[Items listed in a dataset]
=====
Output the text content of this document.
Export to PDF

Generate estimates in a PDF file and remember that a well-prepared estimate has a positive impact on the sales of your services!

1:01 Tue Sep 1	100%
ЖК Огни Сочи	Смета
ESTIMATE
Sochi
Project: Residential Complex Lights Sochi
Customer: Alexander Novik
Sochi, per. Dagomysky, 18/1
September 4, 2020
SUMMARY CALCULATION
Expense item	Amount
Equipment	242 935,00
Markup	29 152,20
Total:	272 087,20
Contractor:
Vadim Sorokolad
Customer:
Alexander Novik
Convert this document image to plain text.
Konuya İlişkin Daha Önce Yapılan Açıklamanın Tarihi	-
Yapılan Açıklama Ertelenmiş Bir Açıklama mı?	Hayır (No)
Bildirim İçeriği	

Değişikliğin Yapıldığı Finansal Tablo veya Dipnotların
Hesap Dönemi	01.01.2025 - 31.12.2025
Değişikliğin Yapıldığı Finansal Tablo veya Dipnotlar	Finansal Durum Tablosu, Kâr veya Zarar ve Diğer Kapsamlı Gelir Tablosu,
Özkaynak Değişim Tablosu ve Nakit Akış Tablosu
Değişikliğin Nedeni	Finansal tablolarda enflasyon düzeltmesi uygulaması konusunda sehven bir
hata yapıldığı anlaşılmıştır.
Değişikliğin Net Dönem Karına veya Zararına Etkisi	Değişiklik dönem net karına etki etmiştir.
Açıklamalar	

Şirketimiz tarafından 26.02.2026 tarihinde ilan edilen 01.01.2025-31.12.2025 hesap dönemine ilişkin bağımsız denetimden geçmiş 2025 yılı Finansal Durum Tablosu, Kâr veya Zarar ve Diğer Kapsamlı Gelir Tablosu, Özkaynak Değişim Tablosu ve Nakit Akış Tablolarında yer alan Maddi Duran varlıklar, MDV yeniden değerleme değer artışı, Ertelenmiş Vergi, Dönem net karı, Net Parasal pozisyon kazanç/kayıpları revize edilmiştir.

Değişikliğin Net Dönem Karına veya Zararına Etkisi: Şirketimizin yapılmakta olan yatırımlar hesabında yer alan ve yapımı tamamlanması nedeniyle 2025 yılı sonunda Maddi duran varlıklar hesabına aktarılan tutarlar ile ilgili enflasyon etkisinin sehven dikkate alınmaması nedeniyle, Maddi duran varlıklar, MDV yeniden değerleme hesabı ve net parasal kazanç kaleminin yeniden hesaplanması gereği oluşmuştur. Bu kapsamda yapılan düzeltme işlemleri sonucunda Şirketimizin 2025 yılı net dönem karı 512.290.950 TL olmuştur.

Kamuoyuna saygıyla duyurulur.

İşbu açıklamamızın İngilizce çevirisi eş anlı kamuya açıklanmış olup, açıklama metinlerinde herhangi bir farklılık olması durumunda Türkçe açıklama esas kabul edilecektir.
=====
-- Task to carry out --
Would you reproduce all the entries exactly?

-- Full response --
Output the text content of this document.
Export to PDF

Generate estimates in a PDF file and remember that a well-prepared estimate has a positive impact on the sales of your services!

1:01 Tue Sep 1	100%
ЖК Огни Сочи	Смета
ESTIMATE
Sochi
Project: Residential Complex Lights Sochi
Customer: Alexander Novik
Sochi, per. Dagomysky, 18/1
September 4, 2020
SUMMARY CALCULATION
Expense item	Amount
Equipment	242 935,00
Markup	29 152,20
Total:	272 087,20
Contractor:
Vadim Sorokolad
Customer:
Alexander Novik
Convert this document image to plain text.
Konuya İlişkin Daha Önce Yapılan Açıklamanın Tarihi	-
Yapılan Açıklama Ertelenmiş Bir Açıklama mı?	Hayır (No)
Bildirim İçeriği	

Değişikliğin Yapıldığı Finansal Tablo veya Dipnotların
Hesap Dönemi	01.01.2025 - 31.12.2025
Değişikliğin Yapıldığı Finansal Tablo veya Dipnotlar	Finansal Durum Tablosu, Kâr veya Zarar ve Diğer Kapsamlı Gelir Tablosu,
Özkaynak Değişim Tablosu ve Nakit Akış Tablosu
Değişikliğin Nedeni	Finansal tablolarda enflasyon düzeltmesi uygulaması konusunda sehven bir
hata yapıldığı anlaşılmıştır.
Değişikliğin Net Dönem Karına veya Zararına Etkisi	Değişiklik dönem net karına etki etmiştir.
Açıklamalar	

Şirketimiz tarafından 26.02.2026 tarihinde ilan edilen 01.01.2025-31.12.2025 hesap dönemine ilişkin bağımsız denetimden geçmiş 2025 yılı Finansal Durum Tablosu, Kâr veya Zarar ve Diğer Kapsamlı Gelir Tablosu, Özkaynak Değişim Tablosu ve Nakit Akış Tablolarında yer alan Maddi Duran varlıklar, MDV yeniden değerleme değer artışı, Ertelenmiş Vergi, Dönem net karı, Net Parasal pozisyon kazanç/kayıpları revize edilmiştir.

Değişikliğin Net Dönem Karına veya Zararına Etkisi: Şirketimizin yapılmakta olan yatırımlar hesabında yer alan ve yapımı tamamlanması nedeniyle 2025 yılı sonunda Maddi duran varlıklar hesabına aktarılan tutarlar ile ilgili enflasyon etkisinin sehven dikkate alınmaması nedeniyle, Maddi duran varlıklar, MDV yeniden değerleme hesabı ve net parasal kazanç kaleminin yeniden hesaplanması gereği oluşmuştur. Bu kapsamda yapılan düzeltme işlemleri sonucunda Şirketimizin 2025 yılı net dönem karı 512.290.950 TL olmuştur.

Kamuoyuna saygıyla duyurulur.

İşbu açıklamamızın İngilizce çevirisi eş anlı kamuya açıklanmış olup, açıklama metinlerinde herhangi bir farklılık olması durumunda Türkçe açıklama esas kabul edilecektir.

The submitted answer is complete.